§ What is asked: Copy every entry word for word. Skip the pictures.

§ Data shown:
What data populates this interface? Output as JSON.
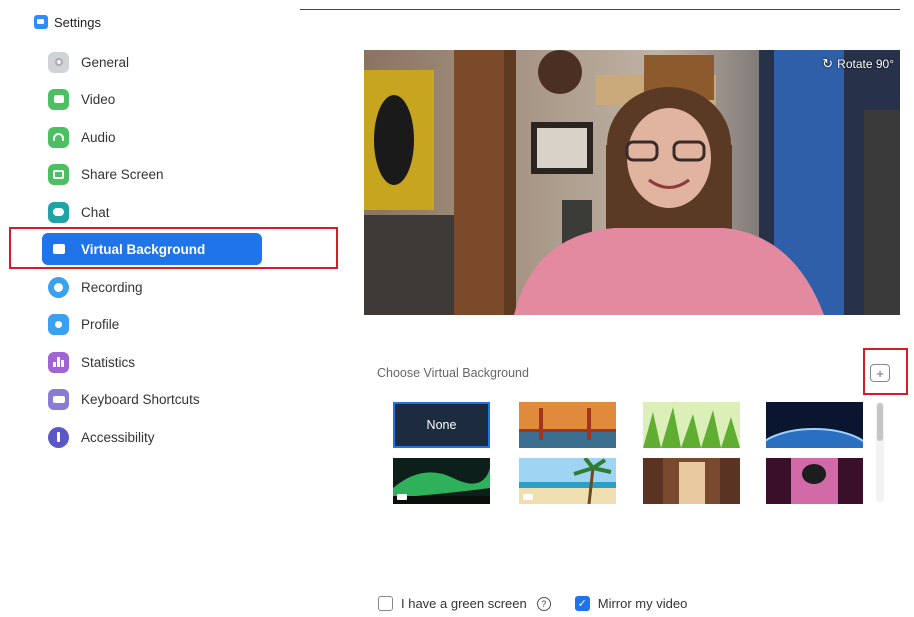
{
  "window": {
    "title": "Settings"
  },
  "sidebar": {
    "items": [
      {
        "label": "General",
        "icon": "gear-icon",
        "color": "#d0d3d8"
      },
      {
        "label": "Video",
        "icon": "video-camera-icon",
        "color": "#4cbf63"
      },
      {
        "label": "Audio",
        "icon": "headphones-icon",
        "color": "#4cbf63"
      },
      {
        "label": "Share Screen",
        "icon": "share-screen-icon",
        "color": "#4cbf63"
      },
      {
        "label": "Chat",
        "icon": "chat-icon",
        "color": "#1fa3a5"
      },
      {
        "label": "Virtual Background",
        "icon": "virtual-background-icon",
        "color": "#1e74e8",
        "active": true
      },
      {
        "label": "Recording",
        "icon": "recording-icon",
        "color": "#3aa0f0"
      },
      {
        "label": "Profile",
        "icon": "profile-icon",
        "color": "#3aa0f0"
      },
      {
        "label": "Statistics",
        "icon": "statistics-icon",
        "color": "#a064d4"
      },
      {
        "label": "Keyboard Shortcuts",
        "icon": "keyboard-icon",
        "color": "#8a7bd6"
      },
      {
        "label": "Accessibility",
        "icon": "accessibility-icon",
        "color": "#5b57c9"
      }
    ]
  },
  "preview": {
    "rotate_label": "Rotate 90°"
  },
  "background_picker": {
    "label": "Choose Virtual Background",
    "add_icon": "plus-icon",
    "thumbnails": [
      {
        "name": "none",
        "label": "None",
        "selected": true
      },
      {
        "name": "golden-gate-bridge"
      },
      {
        "name": "grass"
      },
      {
        "name": "earth-from-space"
      },
      {
        "name": "aurora",
        "video": true
      },
      {
        "name": "beach-palm",
        "video": true
      },
      {
        "name": "hallway-room"
      },
      {
        "name": "purple-stage"
      }
    ]
  },
  "options": {
    "green_screen": {
      "label": "I have a green screen",
      "checked": false
    },
    "mirror_video": {
      "label": "Mirror my video",
      "checked": true
    }
  }
}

§ Answer in full:
What data populates this interface? Output as JSON.
{
  "window": {
    "title": "Settings"
  },
  "sidebar": {
    "items": [
      {
        "label": "General",
        "icon": "gear-icon",
        "color": "#d0d3d8"
      },
      {
        "label": "Video",
        "icon": "video-camera-icon",
        "color": "#4cbf63"
      },
      {
        "label": "Audio",
        "icon": "headphones-icon",
        "color": "#4cbf63"
      },
      {
        "label": "Share Screen",
        "icon": "share-screen-icon",
        "color": "#4cbf63"
      },
      {
        "label": "Chat",
        "icon": "chat-icon",
        "color": "#1fa3a5"
      },
      {
        "label": "Virtual Background",
        "icon": "virtual-background-icon",
        "color": "#1e74e8",
        "active": true
      },
      {
        "label": "Recording",
        "icon": "recording-icon",
        "color": "#3aa0f0"
      },
      {
        "label": "Profile",
        "icon": "profile-icon",
        "color": "#3aa0f0"
      },
      {
        "label": "Statistics",
        "icon": "statistics-icon",
        "color": "#a064d4"
      },
      {
        "label": "Keyboard Shortcuts",
        "icon": "keyboard-icon",
        "color": "#8a7bd6"
      },
      {
        "label": "Accessibility",
        "icon": "accessibility-icon",
        "color": "#5b57c9"
      }
    ]
  },
  "preview": {
    "rotate_label": "Rotate 90°"
  },
  "background_picker": {
    "label": "Choose Virtual Background",
    "add_icon": "plus-icon",
    "thumbnails": [
      {
        "name": "none",
        "label": "None",
        "selected": true
      },
      {
        "name": "golden-gate-bridge"
      },
      {
        "name": "grass"
      },
      {
        "name": "earth-from-space"
      },
      {
        "name": "aurora",
        "video": true
      },
      {
        "name": "beach-palm",
        "video": true
      },
      {
        "name": "hallway-room"
      },
      {
        "name": "purple-stage"
      }
    ]
  },
  "options": {
    "green_screen": {
      "label": "I have a green screen",
      "checked": false
    },
    "mirror_video": {
      "label": "Mirror my video",
      "checked": true
    }
  }
}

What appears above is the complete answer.